-------- Entries --------
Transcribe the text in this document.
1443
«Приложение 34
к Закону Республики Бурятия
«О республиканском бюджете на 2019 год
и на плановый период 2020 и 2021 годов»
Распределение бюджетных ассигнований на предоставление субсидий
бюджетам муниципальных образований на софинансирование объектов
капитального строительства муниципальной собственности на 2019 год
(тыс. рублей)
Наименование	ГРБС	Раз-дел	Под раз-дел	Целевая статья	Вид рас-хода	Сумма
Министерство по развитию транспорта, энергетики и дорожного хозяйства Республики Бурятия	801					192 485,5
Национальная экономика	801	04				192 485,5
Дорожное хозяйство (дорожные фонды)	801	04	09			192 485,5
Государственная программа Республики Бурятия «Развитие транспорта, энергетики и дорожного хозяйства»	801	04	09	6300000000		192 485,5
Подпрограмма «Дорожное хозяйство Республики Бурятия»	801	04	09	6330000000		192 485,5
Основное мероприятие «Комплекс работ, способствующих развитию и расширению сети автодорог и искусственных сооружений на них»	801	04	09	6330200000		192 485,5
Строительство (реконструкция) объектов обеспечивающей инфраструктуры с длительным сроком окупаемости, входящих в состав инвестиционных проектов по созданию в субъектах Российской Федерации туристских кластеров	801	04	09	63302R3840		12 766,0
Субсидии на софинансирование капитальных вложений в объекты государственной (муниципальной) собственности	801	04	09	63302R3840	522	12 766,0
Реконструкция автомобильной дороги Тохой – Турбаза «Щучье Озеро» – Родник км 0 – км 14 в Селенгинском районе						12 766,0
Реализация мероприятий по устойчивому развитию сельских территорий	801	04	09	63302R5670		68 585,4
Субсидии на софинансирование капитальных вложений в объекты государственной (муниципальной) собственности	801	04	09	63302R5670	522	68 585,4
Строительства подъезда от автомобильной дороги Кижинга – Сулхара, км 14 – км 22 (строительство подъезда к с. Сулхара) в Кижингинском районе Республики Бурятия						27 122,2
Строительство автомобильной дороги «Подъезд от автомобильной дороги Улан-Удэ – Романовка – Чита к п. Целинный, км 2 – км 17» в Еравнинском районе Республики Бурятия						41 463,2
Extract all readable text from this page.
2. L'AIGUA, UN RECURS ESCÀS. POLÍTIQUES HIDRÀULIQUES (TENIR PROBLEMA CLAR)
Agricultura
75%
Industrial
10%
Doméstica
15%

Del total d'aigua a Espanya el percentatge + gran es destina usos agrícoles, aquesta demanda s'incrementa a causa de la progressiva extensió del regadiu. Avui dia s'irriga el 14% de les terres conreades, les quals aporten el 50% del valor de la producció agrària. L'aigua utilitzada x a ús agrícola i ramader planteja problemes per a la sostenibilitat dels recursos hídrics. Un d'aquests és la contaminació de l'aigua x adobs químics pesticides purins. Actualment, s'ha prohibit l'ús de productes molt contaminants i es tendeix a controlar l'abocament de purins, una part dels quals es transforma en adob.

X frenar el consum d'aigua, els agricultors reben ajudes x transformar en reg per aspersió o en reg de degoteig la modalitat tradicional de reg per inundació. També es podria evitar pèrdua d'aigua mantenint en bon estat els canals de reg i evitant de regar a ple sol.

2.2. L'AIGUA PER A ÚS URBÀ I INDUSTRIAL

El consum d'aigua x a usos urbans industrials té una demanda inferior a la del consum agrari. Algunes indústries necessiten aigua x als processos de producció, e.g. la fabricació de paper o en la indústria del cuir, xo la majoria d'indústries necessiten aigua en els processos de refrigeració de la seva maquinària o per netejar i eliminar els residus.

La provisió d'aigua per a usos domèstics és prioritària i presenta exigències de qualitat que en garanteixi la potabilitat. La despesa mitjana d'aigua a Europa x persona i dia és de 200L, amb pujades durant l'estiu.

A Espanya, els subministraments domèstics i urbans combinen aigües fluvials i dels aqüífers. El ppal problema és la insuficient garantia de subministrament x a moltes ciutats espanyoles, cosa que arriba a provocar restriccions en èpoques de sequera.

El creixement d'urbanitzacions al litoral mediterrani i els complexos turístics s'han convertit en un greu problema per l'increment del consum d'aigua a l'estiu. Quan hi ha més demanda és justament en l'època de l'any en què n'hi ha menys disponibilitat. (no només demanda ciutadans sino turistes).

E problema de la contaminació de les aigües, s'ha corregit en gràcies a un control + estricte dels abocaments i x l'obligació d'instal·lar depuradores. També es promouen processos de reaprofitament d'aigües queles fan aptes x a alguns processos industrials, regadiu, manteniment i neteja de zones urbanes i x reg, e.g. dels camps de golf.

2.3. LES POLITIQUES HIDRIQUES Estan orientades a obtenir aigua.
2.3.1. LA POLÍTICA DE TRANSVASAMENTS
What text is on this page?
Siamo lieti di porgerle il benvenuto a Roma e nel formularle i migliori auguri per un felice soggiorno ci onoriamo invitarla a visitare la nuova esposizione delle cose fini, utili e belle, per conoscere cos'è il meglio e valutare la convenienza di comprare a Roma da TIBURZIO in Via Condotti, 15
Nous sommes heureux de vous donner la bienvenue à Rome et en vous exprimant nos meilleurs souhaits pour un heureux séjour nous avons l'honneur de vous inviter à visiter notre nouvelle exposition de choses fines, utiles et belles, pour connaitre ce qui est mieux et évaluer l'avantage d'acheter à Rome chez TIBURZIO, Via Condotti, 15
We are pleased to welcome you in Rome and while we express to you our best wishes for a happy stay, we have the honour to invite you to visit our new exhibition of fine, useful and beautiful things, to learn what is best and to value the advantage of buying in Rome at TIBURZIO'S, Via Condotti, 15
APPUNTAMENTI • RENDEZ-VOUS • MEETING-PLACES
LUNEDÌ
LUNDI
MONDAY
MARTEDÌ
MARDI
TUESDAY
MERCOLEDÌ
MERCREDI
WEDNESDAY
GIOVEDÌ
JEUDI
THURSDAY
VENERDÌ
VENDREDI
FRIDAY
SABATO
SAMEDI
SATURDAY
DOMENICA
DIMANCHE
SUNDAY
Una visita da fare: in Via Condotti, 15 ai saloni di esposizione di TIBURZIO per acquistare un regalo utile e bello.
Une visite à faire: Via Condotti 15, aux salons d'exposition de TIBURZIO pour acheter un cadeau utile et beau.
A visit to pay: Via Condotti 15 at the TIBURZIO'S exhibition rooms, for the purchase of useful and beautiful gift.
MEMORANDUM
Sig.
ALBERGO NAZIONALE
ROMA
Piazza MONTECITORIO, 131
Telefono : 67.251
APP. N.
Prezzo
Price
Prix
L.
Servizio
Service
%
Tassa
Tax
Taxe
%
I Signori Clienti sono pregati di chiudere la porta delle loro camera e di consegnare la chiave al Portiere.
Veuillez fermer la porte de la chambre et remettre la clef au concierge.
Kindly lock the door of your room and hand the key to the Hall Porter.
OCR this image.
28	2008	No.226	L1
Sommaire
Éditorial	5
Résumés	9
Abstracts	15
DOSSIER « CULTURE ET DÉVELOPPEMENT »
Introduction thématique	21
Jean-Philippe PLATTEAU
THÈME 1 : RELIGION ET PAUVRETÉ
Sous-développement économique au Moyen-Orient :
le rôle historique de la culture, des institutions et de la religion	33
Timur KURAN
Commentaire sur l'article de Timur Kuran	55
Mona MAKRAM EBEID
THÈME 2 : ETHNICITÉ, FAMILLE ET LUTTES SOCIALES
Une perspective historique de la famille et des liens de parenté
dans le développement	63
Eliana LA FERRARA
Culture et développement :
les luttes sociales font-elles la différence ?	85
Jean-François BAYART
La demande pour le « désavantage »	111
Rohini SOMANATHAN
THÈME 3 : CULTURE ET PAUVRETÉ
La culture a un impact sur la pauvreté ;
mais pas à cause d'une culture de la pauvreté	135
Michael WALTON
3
--------
Look through the data above. Find each line with the string "regadiu" and copy it.

### Written reply
Del total d'aigua a Espanya el percentatge + gran es destina usos agrícoles, aquesta demanda s'incrementa a causa de la progressiva extensió del regadiu. Avui dia s'irriga el 14% de les terres conreades, les quals aporten el 50% del valor de la producció agrària. L'aigua utilitzada x a ús agrícola i ramader planteja problemes per a la sostenibilitat dels recursos hídrics. Un d'aquests és la contaminació de l'aigua x adobs químics pesticides purins. Actualment, s'ha prohibit l'ús de productes molt contaminants i es tendeix a controlar l'abocament de purins, una part dels quals es transforma en adob.
E problema de la contaminació de les aigües, s'ha corregit en gràcies a un control + estricte dels abocaments i x l'obligació d'instal·lar depuradores. També es promouen processos de reaprofitament d'aigües queles fan aptes x a alguns processos industrials, regadiu, manteniment i neteja de zones urbanes i x reg, e.g. dels camps de golf.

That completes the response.